PROBLEM STATEMENT – Reproduce the listing word for word, beginning with its first line and continuing through the line that contains "goal-motivation: Секој ден".

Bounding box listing

--*--

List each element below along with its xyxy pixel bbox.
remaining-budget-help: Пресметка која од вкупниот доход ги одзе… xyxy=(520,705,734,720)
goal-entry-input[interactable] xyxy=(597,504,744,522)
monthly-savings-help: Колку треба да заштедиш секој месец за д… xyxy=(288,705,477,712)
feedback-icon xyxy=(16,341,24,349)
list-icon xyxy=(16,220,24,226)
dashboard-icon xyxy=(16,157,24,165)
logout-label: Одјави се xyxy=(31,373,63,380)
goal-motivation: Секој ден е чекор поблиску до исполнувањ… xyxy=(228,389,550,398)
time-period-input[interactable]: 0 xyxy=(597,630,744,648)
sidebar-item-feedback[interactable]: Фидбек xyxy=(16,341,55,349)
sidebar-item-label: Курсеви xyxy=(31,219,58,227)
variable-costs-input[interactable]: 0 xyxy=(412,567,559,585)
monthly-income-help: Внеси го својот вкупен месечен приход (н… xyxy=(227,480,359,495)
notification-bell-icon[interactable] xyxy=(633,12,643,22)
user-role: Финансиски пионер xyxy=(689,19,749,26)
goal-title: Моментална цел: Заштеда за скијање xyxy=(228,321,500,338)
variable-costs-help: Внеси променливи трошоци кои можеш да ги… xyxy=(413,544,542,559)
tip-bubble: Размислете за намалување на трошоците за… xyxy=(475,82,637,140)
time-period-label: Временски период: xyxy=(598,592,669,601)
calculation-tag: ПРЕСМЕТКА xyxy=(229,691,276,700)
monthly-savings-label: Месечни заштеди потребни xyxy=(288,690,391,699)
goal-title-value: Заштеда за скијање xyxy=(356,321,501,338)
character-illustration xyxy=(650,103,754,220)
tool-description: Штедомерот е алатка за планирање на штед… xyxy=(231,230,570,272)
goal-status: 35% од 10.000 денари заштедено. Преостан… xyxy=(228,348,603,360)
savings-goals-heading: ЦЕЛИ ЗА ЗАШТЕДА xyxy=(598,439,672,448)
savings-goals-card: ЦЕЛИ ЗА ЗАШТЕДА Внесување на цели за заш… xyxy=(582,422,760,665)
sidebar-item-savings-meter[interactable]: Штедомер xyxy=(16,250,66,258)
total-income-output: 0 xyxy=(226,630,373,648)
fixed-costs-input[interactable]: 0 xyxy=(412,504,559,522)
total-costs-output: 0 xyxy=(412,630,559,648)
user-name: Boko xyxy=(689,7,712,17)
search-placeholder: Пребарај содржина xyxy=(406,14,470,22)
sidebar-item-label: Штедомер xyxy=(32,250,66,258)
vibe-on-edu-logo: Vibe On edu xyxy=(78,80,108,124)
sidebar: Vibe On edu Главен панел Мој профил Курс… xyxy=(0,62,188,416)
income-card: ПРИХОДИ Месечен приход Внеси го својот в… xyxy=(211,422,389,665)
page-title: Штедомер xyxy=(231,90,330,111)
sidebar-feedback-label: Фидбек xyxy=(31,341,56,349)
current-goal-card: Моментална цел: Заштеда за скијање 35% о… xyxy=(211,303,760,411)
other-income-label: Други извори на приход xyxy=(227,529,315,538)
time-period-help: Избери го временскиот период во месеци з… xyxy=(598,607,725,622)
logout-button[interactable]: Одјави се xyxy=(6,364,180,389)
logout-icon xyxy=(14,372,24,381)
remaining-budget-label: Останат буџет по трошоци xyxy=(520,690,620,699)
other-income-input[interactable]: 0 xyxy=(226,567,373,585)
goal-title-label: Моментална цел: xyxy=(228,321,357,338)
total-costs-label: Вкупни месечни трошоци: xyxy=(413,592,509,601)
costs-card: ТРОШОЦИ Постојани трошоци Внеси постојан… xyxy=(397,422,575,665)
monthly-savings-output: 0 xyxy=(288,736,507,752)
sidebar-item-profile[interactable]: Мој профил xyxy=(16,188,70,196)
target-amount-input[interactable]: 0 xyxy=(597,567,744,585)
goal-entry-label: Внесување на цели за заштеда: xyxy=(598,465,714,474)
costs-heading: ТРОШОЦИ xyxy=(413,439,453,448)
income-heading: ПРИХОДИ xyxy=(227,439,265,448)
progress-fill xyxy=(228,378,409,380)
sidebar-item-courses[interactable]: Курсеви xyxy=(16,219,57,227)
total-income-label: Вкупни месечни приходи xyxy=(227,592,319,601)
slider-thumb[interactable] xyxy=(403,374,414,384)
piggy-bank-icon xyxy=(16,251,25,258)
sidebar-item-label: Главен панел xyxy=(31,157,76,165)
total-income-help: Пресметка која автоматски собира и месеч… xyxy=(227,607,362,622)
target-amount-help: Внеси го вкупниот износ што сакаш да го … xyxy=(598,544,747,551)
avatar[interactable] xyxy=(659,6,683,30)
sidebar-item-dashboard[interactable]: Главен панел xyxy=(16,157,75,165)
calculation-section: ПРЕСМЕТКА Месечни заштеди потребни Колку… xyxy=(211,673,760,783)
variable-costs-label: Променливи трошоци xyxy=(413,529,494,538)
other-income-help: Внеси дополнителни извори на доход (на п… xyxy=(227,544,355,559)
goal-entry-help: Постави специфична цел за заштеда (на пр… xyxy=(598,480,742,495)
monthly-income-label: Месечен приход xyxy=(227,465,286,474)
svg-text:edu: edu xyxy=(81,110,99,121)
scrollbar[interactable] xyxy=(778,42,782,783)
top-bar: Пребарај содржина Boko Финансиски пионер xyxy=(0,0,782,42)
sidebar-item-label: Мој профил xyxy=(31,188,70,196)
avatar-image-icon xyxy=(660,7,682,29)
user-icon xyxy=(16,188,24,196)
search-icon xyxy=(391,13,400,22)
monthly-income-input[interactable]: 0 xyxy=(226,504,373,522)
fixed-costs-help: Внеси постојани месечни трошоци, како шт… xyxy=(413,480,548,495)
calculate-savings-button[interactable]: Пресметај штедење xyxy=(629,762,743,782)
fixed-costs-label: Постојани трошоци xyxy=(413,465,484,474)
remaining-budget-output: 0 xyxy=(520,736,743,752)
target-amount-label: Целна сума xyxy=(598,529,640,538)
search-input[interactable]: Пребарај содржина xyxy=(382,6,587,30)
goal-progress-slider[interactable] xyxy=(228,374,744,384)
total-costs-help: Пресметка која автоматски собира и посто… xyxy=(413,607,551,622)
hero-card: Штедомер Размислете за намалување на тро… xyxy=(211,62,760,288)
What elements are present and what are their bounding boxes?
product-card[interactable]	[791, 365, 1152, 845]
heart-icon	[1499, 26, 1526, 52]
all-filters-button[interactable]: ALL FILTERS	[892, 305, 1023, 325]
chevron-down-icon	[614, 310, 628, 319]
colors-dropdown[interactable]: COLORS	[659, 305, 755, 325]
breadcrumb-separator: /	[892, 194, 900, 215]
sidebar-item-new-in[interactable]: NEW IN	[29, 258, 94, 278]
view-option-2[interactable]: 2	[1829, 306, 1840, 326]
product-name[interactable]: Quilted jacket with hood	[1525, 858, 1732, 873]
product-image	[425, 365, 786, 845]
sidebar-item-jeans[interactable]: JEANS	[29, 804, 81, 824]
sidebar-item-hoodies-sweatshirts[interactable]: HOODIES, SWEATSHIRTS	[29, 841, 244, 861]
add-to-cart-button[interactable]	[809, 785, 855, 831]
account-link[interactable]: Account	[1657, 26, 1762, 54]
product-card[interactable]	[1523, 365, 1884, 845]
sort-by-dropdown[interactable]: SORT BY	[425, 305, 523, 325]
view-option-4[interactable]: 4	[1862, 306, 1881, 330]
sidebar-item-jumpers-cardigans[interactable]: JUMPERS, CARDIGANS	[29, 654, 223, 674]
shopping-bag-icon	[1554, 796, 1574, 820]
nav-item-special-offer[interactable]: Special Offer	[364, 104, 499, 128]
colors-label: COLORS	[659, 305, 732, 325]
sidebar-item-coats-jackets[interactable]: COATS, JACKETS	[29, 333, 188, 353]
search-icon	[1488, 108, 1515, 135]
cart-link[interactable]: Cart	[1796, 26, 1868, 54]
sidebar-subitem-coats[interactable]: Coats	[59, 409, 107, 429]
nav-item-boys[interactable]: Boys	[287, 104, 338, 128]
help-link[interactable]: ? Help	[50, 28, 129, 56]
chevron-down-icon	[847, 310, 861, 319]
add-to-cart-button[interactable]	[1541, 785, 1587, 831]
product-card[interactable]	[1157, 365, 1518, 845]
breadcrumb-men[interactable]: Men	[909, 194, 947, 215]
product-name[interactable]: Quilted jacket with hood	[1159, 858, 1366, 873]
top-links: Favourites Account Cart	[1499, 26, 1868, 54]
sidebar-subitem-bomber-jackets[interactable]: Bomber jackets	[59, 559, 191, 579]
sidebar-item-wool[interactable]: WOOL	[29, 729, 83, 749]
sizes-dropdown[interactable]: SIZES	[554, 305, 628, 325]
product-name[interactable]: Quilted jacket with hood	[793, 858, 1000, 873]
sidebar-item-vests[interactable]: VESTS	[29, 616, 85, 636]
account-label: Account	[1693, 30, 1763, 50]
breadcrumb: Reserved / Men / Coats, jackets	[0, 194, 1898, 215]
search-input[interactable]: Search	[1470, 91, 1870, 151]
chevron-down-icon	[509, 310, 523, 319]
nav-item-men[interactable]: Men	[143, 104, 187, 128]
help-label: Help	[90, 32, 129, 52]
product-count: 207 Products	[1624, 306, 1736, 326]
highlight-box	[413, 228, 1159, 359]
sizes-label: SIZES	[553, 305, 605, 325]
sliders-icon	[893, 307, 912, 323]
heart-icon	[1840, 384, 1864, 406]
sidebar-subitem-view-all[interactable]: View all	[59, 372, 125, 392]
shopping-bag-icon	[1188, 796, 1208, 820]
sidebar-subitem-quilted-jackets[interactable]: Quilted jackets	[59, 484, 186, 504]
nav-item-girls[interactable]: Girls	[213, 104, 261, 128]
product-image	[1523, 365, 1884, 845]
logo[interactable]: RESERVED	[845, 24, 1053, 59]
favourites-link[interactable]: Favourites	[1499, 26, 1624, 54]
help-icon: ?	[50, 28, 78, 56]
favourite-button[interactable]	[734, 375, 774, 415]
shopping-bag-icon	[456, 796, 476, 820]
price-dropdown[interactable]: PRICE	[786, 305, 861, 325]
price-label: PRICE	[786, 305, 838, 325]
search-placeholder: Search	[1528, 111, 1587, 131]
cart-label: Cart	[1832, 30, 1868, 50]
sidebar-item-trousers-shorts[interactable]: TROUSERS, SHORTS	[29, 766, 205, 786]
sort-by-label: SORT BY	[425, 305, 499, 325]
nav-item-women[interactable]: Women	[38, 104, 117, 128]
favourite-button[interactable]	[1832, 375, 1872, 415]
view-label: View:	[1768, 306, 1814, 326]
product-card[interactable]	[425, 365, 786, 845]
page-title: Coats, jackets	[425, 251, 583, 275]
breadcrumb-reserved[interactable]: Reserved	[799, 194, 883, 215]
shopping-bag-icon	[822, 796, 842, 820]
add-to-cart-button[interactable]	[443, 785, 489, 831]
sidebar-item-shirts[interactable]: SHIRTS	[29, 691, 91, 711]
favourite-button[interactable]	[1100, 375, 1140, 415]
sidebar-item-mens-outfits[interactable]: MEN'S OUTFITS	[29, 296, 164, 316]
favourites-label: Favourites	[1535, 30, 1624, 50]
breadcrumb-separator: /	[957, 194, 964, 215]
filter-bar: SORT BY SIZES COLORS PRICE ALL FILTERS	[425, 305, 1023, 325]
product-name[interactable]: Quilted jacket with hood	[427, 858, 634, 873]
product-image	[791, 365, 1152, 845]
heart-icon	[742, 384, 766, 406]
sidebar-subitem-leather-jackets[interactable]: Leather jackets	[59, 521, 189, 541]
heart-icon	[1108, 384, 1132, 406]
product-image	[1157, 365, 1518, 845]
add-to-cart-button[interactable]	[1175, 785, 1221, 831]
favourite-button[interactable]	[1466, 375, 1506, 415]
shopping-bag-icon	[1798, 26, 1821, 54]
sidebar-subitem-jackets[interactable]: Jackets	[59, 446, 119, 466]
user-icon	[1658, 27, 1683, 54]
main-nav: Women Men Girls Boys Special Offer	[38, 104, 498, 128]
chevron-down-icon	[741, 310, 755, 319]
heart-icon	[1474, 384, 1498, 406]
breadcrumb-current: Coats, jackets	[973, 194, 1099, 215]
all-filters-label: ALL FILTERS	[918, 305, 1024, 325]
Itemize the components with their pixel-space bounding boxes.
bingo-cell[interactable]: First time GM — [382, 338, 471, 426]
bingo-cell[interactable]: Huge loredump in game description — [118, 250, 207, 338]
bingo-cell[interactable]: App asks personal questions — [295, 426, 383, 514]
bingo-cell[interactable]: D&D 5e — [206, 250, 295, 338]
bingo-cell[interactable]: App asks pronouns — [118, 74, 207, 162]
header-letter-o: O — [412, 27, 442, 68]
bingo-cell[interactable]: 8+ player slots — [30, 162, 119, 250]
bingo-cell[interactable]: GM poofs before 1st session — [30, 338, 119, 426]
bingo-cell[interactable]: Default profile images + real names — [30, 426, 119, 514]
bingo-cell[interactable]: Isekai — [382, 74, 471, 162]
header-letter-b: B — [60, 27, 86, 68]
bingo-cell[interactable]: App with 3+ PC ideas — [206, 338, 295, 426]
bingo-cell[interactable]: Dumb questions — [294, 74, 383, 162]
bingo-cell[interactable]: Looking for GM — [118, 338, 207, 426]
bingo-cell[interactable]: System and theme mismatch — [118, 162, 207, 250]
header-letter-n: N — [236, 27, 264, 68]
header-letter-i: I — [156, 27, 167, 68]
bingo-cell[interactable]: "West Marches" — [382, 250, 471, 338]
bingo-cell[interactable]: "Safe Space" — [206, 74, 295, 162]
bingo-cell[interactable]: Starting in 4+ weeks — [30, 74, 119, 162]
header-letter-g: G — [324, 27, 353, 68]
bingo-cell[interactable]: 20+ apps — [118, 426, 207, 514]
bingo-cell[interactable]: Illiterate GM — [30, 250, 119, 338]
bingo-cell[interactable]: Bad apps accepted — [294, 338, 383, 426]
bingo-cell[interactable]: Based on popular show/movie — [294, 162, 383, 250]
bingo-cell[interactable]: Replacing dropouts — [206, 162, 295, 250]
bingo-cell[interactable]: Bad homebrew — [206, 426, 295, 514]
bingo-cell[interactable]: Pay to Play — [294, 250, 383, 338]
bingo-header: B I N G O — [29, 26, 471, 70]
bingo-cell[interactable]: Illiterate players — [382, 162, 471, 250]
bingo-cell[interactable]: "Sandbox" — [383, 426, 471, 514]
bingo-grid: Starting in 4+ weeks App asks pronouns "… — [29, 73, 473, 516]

--*--

CORRECT RESPONSE –
List each element below along with its xyxy pixel bbox.
remaining-budget-help: Пресметка која од вкупниот доход ги одзе… xyxy=(520,705,734,720)
goal-entry-input[interactable] xyxy=(597,504,744,522)
monthly-savings-help: Колку треба да заштедиш секој месец за д… xyxy=(288,705,477,712)
feedback-icon xyxy=(16,341,24,349)
list-icon xyxy=(16,220,24,226)
dashboard-icon xyxy=(16,157,24,165)
logout-label: Одјави се xyxy=(31,373,63,380)
goal-motivation: Секој ден е чекор поблиску до исполнувањ… xyxy=(228,389,550,398)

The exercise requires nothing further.